- Quoted passage
Coming to the end of the year, you'll be faced with that philosophical question - "what the fuck do I do now?" If I had one piece of advice to give it'd be this: do your research. Know what you want to do really early on, research what you need to do and how you need to get there. I didn't research jobs until late in my second year and I found out I need more than a BSc to start out where I want to. And because I'm shy and have done far to much work with dicks over the last three years, I don't want to do anymore study. So now I'm stuck. With a BSc in psychology and no where to go. And I can't do the masters I want because they want 100 hours of experience with a client, and despite my course being one in counselling, it never had a placement. Awesome. So you'll be seeing me in McDonald's flipping burgers real soon.

Thursday 16 May 2013

Adverts 3.0

It's that time again where I rip the crap out of current adverts for them being severely irritating, stupidly unrealistic or just because I enjoy ripping the crap out of stuff. So, enjoy.

Barclaycard Bespoke Offers
I'm not even going to comment on the concept of Gok Wan coming to the rescue when you take your middle class children to a fancy coffee shop and they throw that lovely treat back in your face by chucking coffee over you. Okay, I am. Basically, if I ever spilt crap on my mum - in public or not, I'd get yelled at. She would not sit in silence and wait for Gok Wan to magically enter with his parade of coats. I'd get told "the whole day is RUINED." Or words to that affect. And why were those kids here not told off for being annoying little shits? Today they're knocking coffee everywhere, tomorrow they're in prison. That's how it starts.

Harvester



This advert is first of all annoying the crap out of me because I couldn't use the YouTube app to add it to this blog, I had to embed. And it looks awful. But this advert just makes me glad I don't have children - specifically annoying, cocky ones. And I can't help but feel sorry for those poor bastards working in the Harvester kitchen being given orders by a child. Look at the bloke at 0:02, his face says it all. Then the girl at 0:14 "thank you Chef" - don't thank him, he's a CHILD. His opinion means nothing. "And Mum wants peri-peri with the spit roast chicken" - well, I'm sure his mum would like a spit roast, but you can't really get that at the Harvester. I don't know, I've never asked. Then the worst part which makes me want to punch the little shit right in the kisser "DAD SAUCE." How about no?! If I sat at the table and went "MUM, KETCHUP NOW." I'd get "Don't. Speak. To. Me. Like. That." And I'd be that kid that gets shouted at in front of everyone at the restaurant. And I'm saying that from experience.

Protect Your Bubble
"Why didn't I just insure it?" That's a good question, Jason. Although, I think you should be less concerned about the fact you just fucked your iPhone up and be more concerned about the fact you're talking to two cartoons. Yes, next time insure your phone, but also seek professional help. 

Haribo - "They're Just Too Good"

- Instruction 1
According to the blog post, why can't the writer go on to the desired masters course?
The blog post and the records are unrelated material.

- Exercise inputs
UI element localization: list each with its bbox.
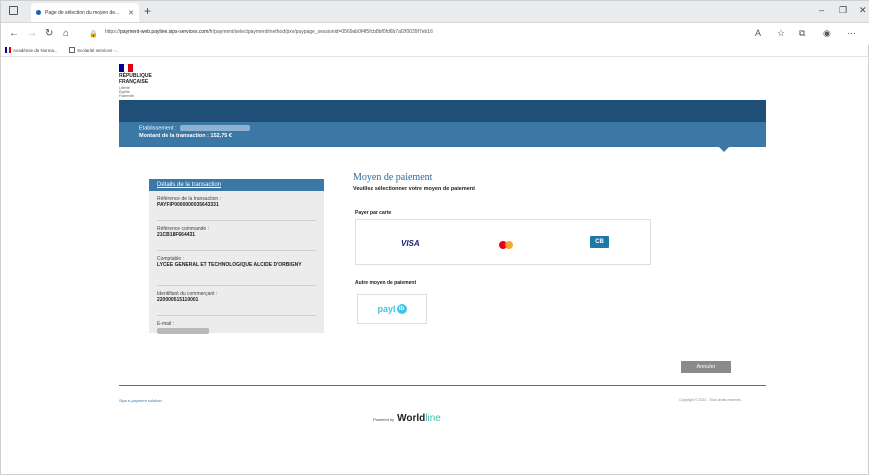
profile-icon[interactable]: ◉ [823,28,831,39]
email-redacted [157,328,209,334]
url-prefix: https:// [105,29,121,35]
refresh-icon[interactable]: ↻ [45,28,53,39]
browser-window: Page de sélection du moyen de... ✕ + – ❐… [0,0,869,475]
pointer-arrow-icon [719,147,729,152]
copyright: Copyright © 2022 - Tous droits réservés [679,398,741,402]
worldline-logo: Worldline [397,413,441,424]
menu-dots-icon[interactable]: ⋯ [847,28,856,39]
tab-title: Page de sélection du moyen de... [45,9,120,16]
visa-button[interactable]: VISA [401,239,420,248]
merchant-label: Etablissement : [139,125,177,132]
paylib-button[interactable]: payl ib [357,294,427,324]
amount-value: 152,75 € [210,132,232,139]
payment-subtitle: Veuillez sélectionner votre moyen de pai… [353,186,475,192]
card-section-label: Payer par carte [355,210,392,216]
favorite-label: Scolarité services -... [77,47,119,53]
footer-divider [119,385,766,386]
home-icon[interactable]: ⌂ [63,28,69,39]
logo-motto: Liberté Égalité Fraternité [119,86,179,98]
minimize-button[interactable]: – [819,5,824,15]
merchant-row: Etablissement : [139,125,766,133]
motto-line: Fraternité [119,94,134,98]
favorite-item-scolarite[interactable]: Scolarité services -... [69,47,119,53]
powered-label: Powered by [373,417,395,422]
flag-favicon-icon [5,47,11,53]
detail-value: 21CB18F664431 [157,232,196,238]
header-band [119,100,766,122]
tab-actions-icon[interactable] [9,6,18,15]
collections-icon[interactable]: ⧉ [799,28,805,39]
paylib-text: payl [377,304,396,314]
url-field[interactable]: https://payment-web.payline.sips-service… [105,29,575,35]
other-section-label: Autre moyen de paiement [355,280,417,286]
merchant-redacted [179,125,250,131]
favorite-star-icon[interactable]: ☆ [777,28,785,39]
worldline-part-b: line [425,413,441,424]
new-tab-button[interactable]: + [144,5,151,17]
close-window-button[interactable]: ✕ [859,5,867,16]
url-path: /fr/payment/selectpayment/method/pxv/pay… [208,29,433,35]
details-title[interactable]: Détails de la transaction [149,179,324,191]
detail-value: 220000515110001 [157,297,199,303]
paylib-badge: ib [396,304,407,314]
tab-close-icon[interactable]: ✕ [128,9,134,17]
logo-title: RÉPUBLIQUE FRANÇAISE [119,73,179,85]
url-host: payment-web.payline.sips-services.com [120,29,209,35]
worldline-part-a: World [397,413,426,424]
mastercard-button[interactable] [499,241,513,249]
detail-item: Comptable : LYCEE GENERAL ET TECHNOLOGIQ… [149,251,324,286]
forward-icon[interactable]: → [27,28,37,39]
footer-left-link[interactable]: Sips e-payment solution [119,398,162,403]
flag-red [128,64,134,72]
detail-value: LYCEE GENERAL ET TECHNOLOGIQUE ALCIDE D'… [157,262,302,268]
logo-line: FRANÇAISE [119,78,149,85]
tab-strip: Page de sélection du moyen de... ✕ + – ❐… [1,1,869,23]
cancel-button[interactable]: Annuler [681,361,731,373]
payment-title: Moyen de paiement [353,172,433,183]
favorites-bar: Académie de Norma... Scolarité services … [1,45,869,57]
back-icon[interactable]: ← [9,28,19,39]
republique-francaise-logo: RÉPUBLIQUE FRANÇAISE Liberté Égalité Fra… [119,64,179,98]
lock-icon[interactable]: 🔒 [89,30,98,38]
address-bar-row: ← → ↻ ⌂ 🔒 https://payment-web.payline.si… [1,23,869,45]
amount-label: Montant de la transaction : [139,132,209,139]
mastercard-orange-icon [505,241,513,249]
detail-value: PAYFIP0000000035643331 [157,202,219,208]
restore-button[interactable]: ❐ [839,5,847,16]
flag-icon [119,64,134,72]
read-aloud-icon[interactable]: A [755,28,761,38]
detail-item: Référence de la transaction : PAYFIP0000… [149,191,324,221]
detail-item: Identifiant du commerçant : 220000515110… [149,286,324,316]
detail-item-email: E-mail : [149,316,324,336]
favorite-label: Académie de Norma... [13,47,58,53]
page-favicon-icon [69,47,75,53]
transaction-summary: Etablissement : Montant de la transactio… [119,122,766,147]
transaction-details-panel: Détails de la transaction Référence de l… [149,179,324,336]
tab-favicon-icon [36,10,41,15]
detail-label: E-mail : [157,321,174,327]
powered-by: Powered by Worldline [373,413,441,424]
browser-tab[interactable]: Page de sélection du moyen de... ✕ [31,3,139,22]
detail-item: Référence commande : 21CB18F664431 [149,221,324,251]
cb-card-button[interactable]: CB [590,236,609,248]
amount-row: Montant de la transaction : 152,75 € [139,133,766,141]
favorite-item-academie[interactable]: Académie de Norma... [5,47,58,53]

- Instruction 2
Render the records from the line containing "profile-icon[interactable]: ◉ [823,28,831,39]" down to the line containing "pointer-arrow-icon [719,147,729,152]", both included, as a JSON list of strings with one string per line and blank lines omitted.

- Full solution 1
The masters requires 100 hours of experience with a client. The writer's course was in counselling but never included a placement, so the writer lacks those hours.

- Full solution 2
[
  "profile-icon[interactable]: ◉ [823,28,831,39]",
  "email-redacted [157,328,209,334]",
  "url-prefix: https:// [105,29,121,35]",
  "refresh-icon[interactable]: ↻ [45,28,53,39]",
  "browser-window: Page de sélection du moyen de... ✕ + – ❐… [0,0,869,475]",
  "pointer-arrow-icon [719,147,729,152]"
]